Reproduce all the entries precisely.

##### Supplied entries #####

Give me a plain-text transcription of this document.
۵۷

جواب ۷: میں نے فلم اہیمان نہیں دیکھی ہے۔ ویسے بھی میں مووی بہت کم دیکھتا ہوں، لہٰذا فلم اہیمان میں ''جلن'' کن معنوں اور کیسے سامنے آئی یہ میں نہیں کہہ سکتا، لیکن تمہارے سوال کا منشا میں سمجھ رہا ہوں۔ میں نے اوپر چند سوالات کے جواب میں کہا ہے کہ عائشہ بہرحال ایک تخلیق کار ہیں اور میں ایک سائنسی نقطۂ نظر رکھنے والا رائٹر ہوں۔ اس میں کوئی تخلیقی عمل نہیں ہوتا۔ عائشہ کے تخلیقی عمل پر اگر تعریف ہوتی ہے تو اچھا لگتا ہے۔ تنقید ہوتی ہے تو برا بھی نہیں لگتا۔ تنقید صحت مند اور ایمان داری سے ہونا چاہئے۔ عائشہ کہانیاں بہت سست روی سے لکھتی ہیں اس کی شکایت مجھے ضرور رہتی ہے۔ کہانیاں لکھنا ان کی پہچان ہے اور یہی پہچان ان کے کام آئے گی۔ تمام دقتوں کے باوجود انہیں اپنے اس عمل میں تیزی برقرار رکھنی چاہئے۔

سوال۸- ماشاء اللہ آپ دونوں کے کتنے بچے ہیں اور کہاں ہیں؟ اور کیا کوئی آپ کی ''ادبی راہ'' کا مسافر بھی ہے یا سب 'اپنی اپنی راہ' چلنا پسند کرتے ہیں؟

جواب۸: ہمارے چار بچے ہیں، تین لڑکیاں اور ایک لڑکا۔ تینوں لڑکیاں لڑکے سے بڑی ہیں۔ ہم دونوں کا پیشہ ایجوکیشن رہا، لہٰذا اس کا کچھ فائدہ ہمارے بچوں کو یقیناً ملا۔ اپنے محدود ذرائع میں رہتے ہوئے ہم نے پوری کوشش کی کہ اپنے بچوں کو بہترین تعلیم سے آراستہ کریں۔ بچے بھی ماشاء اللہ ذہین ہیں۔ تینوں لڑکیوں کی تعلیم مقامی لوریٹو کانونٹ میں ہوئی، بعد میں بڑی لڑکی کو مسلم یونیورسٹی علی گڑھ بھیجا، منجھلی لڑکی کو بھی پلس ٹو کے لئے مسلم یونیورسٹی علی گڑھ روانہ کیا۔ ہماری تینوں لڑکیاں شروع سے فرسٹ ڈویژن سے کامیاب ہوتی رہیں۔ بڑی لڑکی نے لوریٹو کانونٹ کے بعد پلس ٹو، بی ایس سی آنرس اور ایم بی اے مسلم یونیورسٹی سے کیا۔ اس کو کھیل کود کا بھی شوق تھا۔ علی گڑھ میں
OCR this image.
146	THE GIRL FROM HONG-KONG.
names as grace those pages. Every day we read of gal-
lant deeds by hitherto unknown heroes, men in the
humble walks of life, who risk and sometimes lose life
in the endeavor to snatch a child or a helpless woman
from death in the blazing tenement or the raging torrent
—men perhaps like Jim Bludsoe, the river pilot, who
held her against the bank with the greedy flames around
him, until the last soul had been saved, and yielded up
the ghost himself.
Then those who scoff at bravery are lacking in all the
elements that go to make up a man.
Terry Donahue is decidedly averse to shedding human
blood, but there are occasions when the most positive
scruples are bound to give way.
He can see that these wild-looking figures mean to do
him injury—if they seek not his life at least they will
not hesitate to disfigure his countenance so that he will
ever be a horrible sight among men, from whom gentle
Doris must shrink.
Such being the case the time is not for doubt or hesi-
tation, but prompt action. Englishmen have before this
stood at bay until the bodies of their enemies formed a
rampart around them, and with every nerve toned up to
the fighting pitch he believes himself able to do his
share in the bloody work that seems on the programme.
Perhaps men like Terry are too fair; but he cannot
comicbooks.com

#####

→ Exercise answer:
Give me a plain-text transcription of this document.
۵۷

جواب ۷: میں نے فلم اہیمان نہیں دیکھی ہے۔ ویسے بھی میں مووی بہت کم دیکھتا ہوں، لہٰذا فلم اہیمان میں ''جلن'' کن معنوں اور کیسے سامنے آئی یہ میں نہیں کہہ سکتا، لیکن تمہارے سوال کا منشا میں سمجھ رہا ہوں۔ میں نے اوپر چند سوالات کے جواب میں کہا ہے کہ عائشہ بہرحال ایک تخلیق کار ہیں اور میں ایک سائنسی نقطۂ نظر رکھنے والا رائٹر ہوں۔ اس میں کوئی تخلیقی عمل نہیں ہوتا۔ عائشہ کے تخلیقی عمل پر اگر تعریف ہوتی ہے تو اچھا لگتا ہے۔ تنقید ہوتی ہے تو برا بھی نہیں لگتا۔ تنقید صحت مند اور ایمان داری سے ہونا چاہئے۔ عائشہ کہانیاں بہت سست روی سے لکھتی ہیں اس کی شکایت مجھے ضرور رہتی ہے۔ کہانیاں لکھنا ان کی پہچان ہے اور یہی پہچان ان کے کام آئے گی۔ تمام دقتوں کے باوجود انہیں اپنے اس عمل میں تیزی برقرار رکھنی چاہئے۔

سوال۸- ماشاء اللہ آپ دونوں کے کتنے بچے ہیں اور کہاں ہیں؟ اور کیا کوئی آپ کی ''ادبی راہ'' کا مسافر بھی ہے یا سب 'اپنی اپنی راہ' چلنا پسند کرتے ہیں؟

جواب۸: ہمارے چار بچے ہیں، تین لڑکیاں اور ایک لڑکا۔ تینوں لڑکیاں لڑکے سے بڑی ہیں۔ ہم دونوں کا پیشہ ایجوکیشن رہا، لہٰذا اس کا کچھ فائدہ ہمارے بچوں کو یقیناً ملا۔ اپنے محدود ذرائع میں رہتے ہوئے ہم نے پوری کوشش کی کہ اپنے بچوں کو بہترین تعلیم سے آراستہ کریں۔ بچے بھی ماشاء اللہ ذہین ہیں۔ تینوں لڑکیوں کی تعلیم مقامی لوریٹو کانونٹ میں ہوئی، بعد میں بڑی لڑکی کو مسلم یونیورسٹی علی گڑھ بھیجا، منجھلی لڑکی کو بھی پلس ٹو کے لئے مسلم یونیورسٹی علی گڑھ روانہ کیا۔ ہماری تینوں لڑکیاں شروع سے فرسٹ ڈویژن سے کامیاب ہوتی رہیں۔ بڑی لڑکی نے لوریٹو کانونٹ کے بعد پلس ٹو، بی ایس سی آنرس اور ایم بی اے مسلم یونیورسٹی سے کیا۔ اس کو کھیل کود کا بھی شوق تھا۔ علی گڑھ میں
OCR this image.
146	THE GIRL FROM HONG-KONG.
names as grace those pages. Every day we read of gal-
lant deeds by hitherto unknown heroes, men in the
humble walks of life, who risk and sometimes lose life
in the endeavor to snatch a child or a helpless woman
from death in the blazing tenement or the raging torrent
—men perhaps like Jim Bludsoe, the river pilot, who
held her against the bank with the greedy flames around
him, until the last soul had been saved, and yielded up
the ghost himself.
Then those who scoff at bravery are lacking in all the
elements that go to make up a man.
Terry Donahue is decidedly averse to shedding human
blood, but there are occasions when the most positive
scruples are bound to give way.
He can see that these wild-looking figures mean to do
him injury—if they seek not his life at least they will
not hesitate to disfigure his countenance so that he will
ever be a horrible sight among men, from whom gentle
Doris must shrink.
Such being the case the time is not for doubt or hesi-
tation, but prompt action. Englishmen have before this
stood at bay until the bodies of their enemies formed a
rampart around them, and with every nerve toned up to
the fighting pitch he believes himself able to do his
share in the bloody work that seems on the programme.
Perhaps men like Terry are too fair; but he cannot
comicbooks.com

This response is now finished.